Supplied data:
- - - -
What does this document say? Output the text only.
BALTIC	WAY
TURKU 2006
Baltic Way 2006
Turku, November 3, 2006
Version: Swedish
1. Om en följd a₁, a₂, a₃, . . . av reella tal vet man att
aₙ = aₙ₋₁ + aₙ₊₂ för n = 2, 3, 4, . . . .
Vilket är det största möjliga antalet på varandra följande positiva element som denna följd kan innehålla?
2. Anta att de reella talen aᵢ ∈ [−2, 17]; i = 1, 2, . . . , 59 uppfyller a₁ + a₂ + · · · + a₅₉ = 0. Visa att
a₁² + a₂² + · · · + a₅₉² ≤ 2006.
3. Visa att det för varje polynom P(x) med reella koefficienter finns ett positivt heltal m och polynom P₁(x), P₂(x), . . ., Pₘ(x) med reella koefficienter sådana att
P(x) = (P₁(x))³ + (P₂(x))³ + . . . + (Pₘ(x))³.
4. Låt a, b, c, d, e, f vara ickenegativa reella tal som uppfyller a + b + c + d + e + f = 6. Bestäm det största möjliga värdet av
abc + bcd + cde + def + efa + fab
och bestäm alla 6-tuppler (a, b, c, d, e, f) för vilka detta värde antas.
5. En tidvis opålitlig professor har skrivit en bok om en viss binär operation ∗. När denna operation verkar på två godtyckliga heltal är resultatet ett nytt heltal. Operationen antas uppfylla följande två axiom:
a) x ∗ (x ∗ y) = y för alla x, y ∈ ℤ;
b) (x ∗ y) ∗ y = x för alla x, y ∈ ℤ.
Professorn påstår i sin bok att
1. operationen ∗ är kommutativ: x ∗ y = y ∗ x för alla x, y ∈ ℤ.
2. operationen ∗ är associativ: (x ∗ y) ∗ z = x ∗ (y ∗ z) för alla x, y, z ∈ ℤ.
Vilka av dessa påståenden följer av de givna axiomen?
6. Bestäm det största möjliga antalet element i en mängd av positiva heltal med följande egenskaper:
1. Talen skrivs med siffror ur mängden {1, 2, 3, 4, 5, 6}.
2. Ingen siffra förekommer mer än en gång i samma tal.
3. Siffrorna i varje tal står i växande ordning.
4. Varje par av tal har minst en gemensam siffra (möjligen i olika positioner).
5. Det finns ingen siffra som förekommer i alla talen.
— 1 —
- - - -
Exercise task:
Please reproduce each record precisely as written.

Worked solution:
What does this document say? Output the text only.
BALTIC	WAY
TURKU 2006
Baltic Way 2006
Turku, November 3, 2006
Version: Swedish
1. Om en följd a₁, a₂, a₃, . . . av reella tal vet man att
aₙ = aₙ₋₁ + aₙ₊₂ för n = 2, 3, 4, . . . .
Vilket är det största möjliga antalet på varandra följande positiva element som denna följd kan innehålla?
2. Anta att de reella talen aᵢ ∈ [−2, 17]; i = 1, 2, . . . , 59 uppfyller a₁ + a₂ + · · · + a₅₉ = 0. Visa att
a₁² + a₂² + · · · + a₅₉² ≤ 2006.
3. Visa att det för varje polynom P(x) med reella koefficienter finns ett positivt heltal m och polynom P₁(x), P₂(x), . . ., Pₘ(x) med reella koefficienter sådana att
P(x) = (P₁(x))³ + (P₂(x))³ + . . . + (Pₘ(x))³.
4. Låt a, b, c, d, e, f vara ickenegativa reella tal som uppfyller a + b + c + d + e + f = 6. Bestäm det största möjliga värdet av
abc + bcd + cde + def + efa + fab
och bestäm alla 6-tuppler (a, b, c, d, e, f) för vilka detta värde antas.
5. En tidvis opålitlig professor har skrivit en bok om en viss binär operation ∗. När denna operation verkar på två godtyckliga heltal är resultatet ett nytt heltal. Operationen antas uppfylla följande två axiom:
a) x ∗ (x ∗ y) = y för alla x, y ∈ ℤ;
b) (x ∗ y) ∗ y = x för alla x, y ∈ ℤ.
Professorn påstår i sin bok att
1. operationen ∗ är kommutativ: x ∗ y = y ∗ x för alla x, y ∈ ℤ.
2. operationen ∗ är associativ: (x ∗ y) ∗ z = x ∗ (y ∗ z) för alla x, y, z ∈ ℤ.
Vilka av dessa påståenden följer av de givna axiomen?
6. Bestäm det största möjliga antalet element i en mängd av positiva heltal med följande egenskaper:
1. Talen skrivs med siffror ur mängden {1, 2, 3, 4, 5, 6}.
2. Ingen siffra förekommer mer än en gång i samma tal.
3. Siffrorna i varje tal står i växande ordning.
4. Varje par av tal har minst en gemensam siffra (möjligen i olika positioner).
5. Det finns ingen siffra som förekommer i alla talen.
— 1 —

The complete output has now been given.